*Written instruction:* Leaving out every picture, quote the data below exactly as it appears.

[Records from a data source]
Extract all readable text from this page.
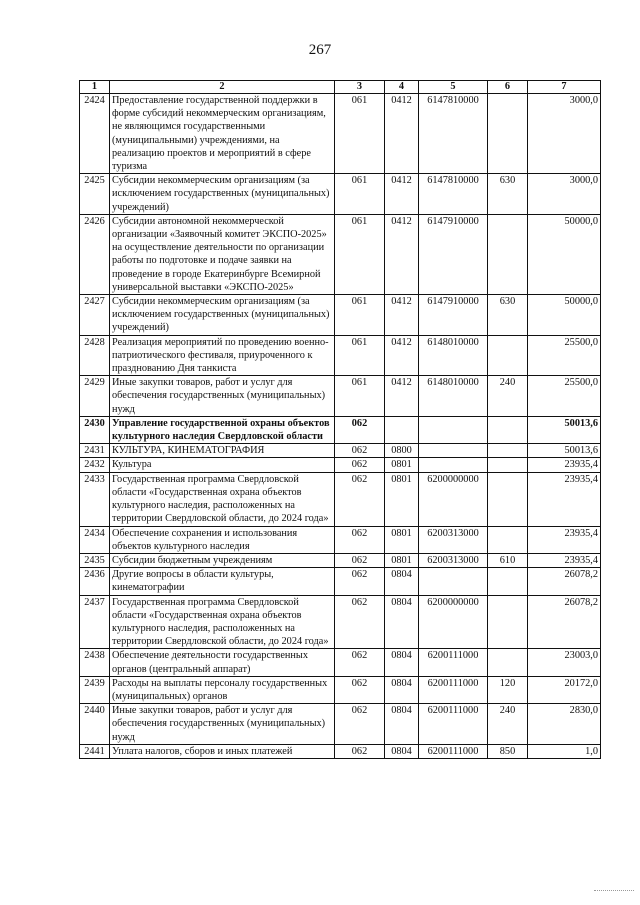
267
1	2	3	4	5	6	7
2424	Предоставление государственной поддержки в форме субсидий некоммерческим организациям, не являющимся государственными (муниципальными) учреждениями, на реализацию проектов и мероприятий в сфере туризма	061	0412	6147810000		3000,0
2425	Субсидии некоммерческим организациям (за исключением государственных (муниципальных) учреждений)	061	0412	6147810000	630	3000,0
2426	Субсидии автономной некоммерческой организации «Заявочный комитет ЭКСПО-2025» на осуществление деятельности по организации работы по подготовке и подаче заявки на проведение в городе Екатеринбурге Всемирной универсальной выставки «ЭКСПО-2025»	061	0412	6147910000		50000,0
2427	Субсидии некоммерческим организациям (за исключением государственных (муниципальных) учреждений)	061	0412	6147910000	630	50000,0
2428	Реализация мероприятий по проведению военно-патриотического фестиваля, приуроченного к празднованию Дня танкиста	061	0412	6148010000		25500,0
2429	Иные закупки товаров, работ и услуг для обеспечения государственных (муниципальных) нужд	061	0412	6148010000	240	25500,0
2430	Управление государственной охраны объектов культурного наследия Свердловской области	062				50013,6
2431	КУЛЬТУРА, КИНЕМАТОГРАФИЯ	062	0800			50013,6
2432	Культура	062	0801			23935,4
2433	Государственная программа Свердловской области «Государственная охрана объектов культурного наследия, расположенных на территории Свердловской области, до 2024 года»	062	0801	6200000000		23935,4
2434	Обеспечение сохранения и использования объектов культурного наследия	062	0801	6200313000		23935,4
2435	Субсидии бюджетным учреждениям	062	0801	6200313000	610	23935,4
2436	Другие вопросы в области культуры, кинематографии	062	0804			26078,2
2437	Государственная программа Свердловской области «Государственная охрана объектов культурного наследия, расположенных на территории Свердловской области, до 2024 года»	062	0804	6200000000		26078,2
2438	Обеспечение деятельности государственных органов (центральный аппарат)	062	0804	6200111000		23003,0
2439	Расходы на выплаты персоналу государственных (муниципальных) органов	062	0804	6200111000	120	20172,0
2440	Иные закупки товаров, работ и услуг для обеспечения государственных (муниципальных) нужд	062	0804	6200111000	240	2830,0
2441	Уплата налогов, сборов и иных платежей	062	0804	6200111000	850	1,0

*Exercise response:*
Extract all readable text from this page.
267
1	2	3	4	5	6	7
2424	Предоставление государственной поддержки в форме субсидий некоммерческим организациям, не являющимся государственными (муниципальными) учреждениями, на реализацию проектов и мероприятий в сфере туризма	061	0412	6147810000		3000,0
2425	Субсидии некоммерческим организациям (за исключением государственных (муниципальных) учреждений)	061	0412	6147810000	630	3000,0
2426	Субсидии автономной некоммерческой организации «Заявочный комитет ЭКСПО-2025» на осуществление деятельности по организации работы по подготовке и подаче заявки на проведение в городе Екатеринбурге Всемирной универсальной выставки «ЭКСПО-2025»	061	0412	6147910000		50000,0
2427	Субсидии некоммерческим организациям (за исключением государственных (муниципальных) учреждений)	061	0412	6147910000	630	50000,0
2428	Реализация мероприятий по проведению военно-патриотического фестиваля, приуроченного к празднованию Дня танкиста	061	0412	6148010000		25500,0
2429	Иные закупки товаров, работ и услуг для обеспечения государственных (муниципальных) нужд	061	0412	6148010000	240	25500,0
2430	Управление государственной охраны объектов культурного наследия Свердловской области	062				50013,6
2431	КУЛЬТУРА, КИНЕМАТОГРАФИЯ	062	0800			50013,6
2432	Культура	062	0801			23935,4
2433	Государственная программа Свердловской области «Государственная охрана объектов культурного наследия, расположенных на территории Свердловской области, до 2024 года»	062	0801	6200000000		23935,4
2434	Обеспечение сохранения и использования объектов культурного наследия	062	0801	6200313000		23935,4
2435	Субсидии бюджетным учреждениям	062	0801	6200313000	610	23935,4
2436	Другие вопросы в области культуры, кинематографии	062	0804			26078,2
2437	Государственная программа Свердловской области «Государственная охрана объектов культурного наследия, расположенных на территории Свердловской области, до 2024 года»	062	0804	6200000000		26078,2
2438	Обеспечение деятельности государственных органов (центральный аппарат)	062	0804	6200111000		23003,0
2439	Расходы на выплаты персоналу государственных (муниципальных) органов	062	0804	6200111000	120	20172,0
2440	Иные закупки товаров, работ и услуг для обеспечения государственных (муниципальных) нужд	062	0804	6200111000	240	2830,0
2441	Уплата налогов, сборов и иных платежей	062	0804	6200111000	850	1,0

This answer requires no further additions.